● Set task: Below is a block of records; reproduce all of them exactly and leave out any pictures.

=====

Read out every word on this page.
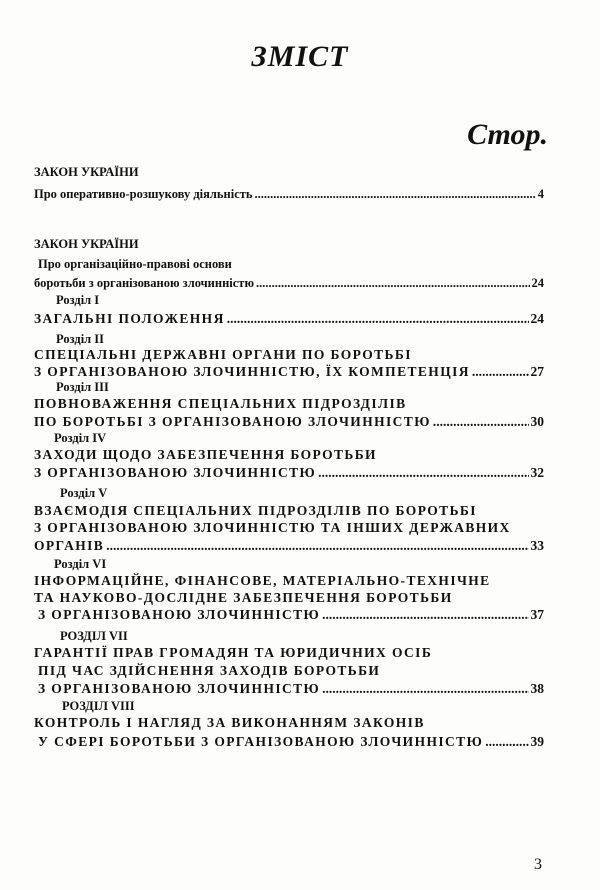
ЗМІСТ
Стор.
ЗАКОН УКРАЇНИ
Про оперативно-розшукову діяльність .....	4
ЗАКОН УКРАЇНИ
Про організаційно-правові основи
боротьби з організованою злочинністю .....	24
Розділ І
ЗАГАЛЬНІ ПОЛОЖЕННЯ .....	24
Розділ ІІ
СПЕЦІАЛЬНІ ДЕРЖАВНІ ОРГАНИ ПО БОРОТЬБІ
З ОРГАНІЗОВАНОЮ ЗЛОЧИННІСТЮ, ЇХ КОМПЕТЕНЦІЯ .....	27
Розділ ІІІ
ПОВНОВАЖЕННЯ СПЕЦІАЛЬНИХ ПІДРОЗДІЛІВ
ПО БОРОТЬБІ З ОРГАНІЗОВАНОЮ ЗЛОЧИННІСТЮ .....	30
Розділ IV
ЗАХОДИ ЩОДО ЗАБЕЗПЕЧЕННЯ БОРОТЬБИ
З ОРГАНІЗОВАНОЮ ЗЛОЧИННІСТЮ .....	32
Розділ V
ВЗАЄМОДІЯ СПЕЦІАЛЬНИХ ПІДРОЗДІЛІВ ПО БОРОТЬБІ
З ОРГАНІЗОВАНОЮ ЗЛОЧИННІСТЮ ТА ІНШИХ ДЕРЖАВНИХ
ОРГАНІВ .....	33
Розділ VI
ІНФОРМАЦІЙНЕ, ФІНАНСОВЕ, МАТЕРІАЛЬНО-ТЕХНІЧНЕ
ТА НАУКОВО-ДОСЛІДНЕ ЗАБЕЗПЕЧЕННЯ БОРОТЬБИ
З ОРГАНІЗОВАНОЮ ЗЛОЧИННІСТЮ .....	37
РОЗДІЛ VII
ГАРАНТІЇ ПРАВ ГРОМАДЯН ТА ЮРИДИЧНИХ ОСІБ
ПІД ЧАС ЗДІЙСНЕННЯ ЗАХОДІВ БОРОТЬБИ
З ОРГАНІЗОВАНОЮ ЗЛОЧИННІСТЮ .....	38
РОЗДІЛ VIII
КОНТРОЛЬ І НАГЛЯД ЗА ВИКОНАННЯМ ЗАКОНІВ
У СФЕРІ БОРОТЬБИ З ОРГАНІЗОВАНОЮ ЗЛОЧИННІСТЮ .....	39
3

=====

● Written response:
Read out every word on this page.
ЗМІСТ
Стор.
ЗАКОН УКРАЇНИ
Про оперативно-розшукову діяльність .....	4
ЗАКОН УКРАЇНИ
Про організаційно-правові основи
боротьби з організованою злочинністю .....	24
Розділ І
ЗАГАЛЬНІ ПОЛОЖЕННЯ .....	24
Розділ ІІ
СПЕЦІАЛЬНІ ДЕРЖАВНІ ОРГАНИ ПО БОРОТЬБІ
З ОРГАНІЗОВАНОЮ ЗЛОЧИННІСТЮ, ЇХ КОМПЕТЕНЦІЯ .....	27
Розділ ІІІ
ПОВНОВАЖЕННЯ СПЕЦІАЛЬНИХ ПІДРОЗДІЛІВ
ПО БОРОТЬБІ З ОРГАНІЗОВАНОЮ ЗЛОЧИННІСТЮ .....	30
Розділ IV
ЗАХОДИ ЩОДО ЗАБЕЗПЕЧЕННЯ БОРОТЬБИ
З ОРГАНІЗОВАНОЮ ЗЛОЧИННІСТЮ .....	32
Розділ V
ВЗАЄМОДІЯ СПЕЦІАЛЬНИХ ПІДРОЗДІЛІВ ПО БОРОТЬБІ
З ОРГАНІЗОВАНОЮ ЗЛОЧИННІСТЮ ТА ІНШИХ ДЕРЖАВНИХ
ОРГАНІВ .....	33
Розділ VI
ІНФОРМАЦІЙНЕ, ФІНАНСОВЕ, МАТЕРІАЛЬНО-ТЕХНІЧНЕ
ТА НАУКОВО-ДОСЛІДНЕ ЗАБЕЗПЕЧЕННЯ БОРОТЬБИ
З ОРГАНІЗОВАНОЮ ЗЛОЧИННІСТЮ .....	37
РОЗДІЛ VII
ГАРАНТІЇ ПРАВ ГРОМАДЯН ТА ЮРИДИЧНИХ ОСІБ
ПІД ЧАС ЗДІЙСНЕННЯ ЗАХОДІВ БОРОТЬБИ
З ОРГАНІЗОВАНОЮ ЗЛОЧИННІСТЮ .....	38
РОЗДІЛ VIII
КОНТРОЛЬ І НАГЛЯД ЗА ВИКОНАННЯМ ЗАКОНІВ
У СФЕРІ БОРОТЬБИ З ОРГАНІЗОВАНОЮ ЗЛОЧИННІСТЮ .....	39
3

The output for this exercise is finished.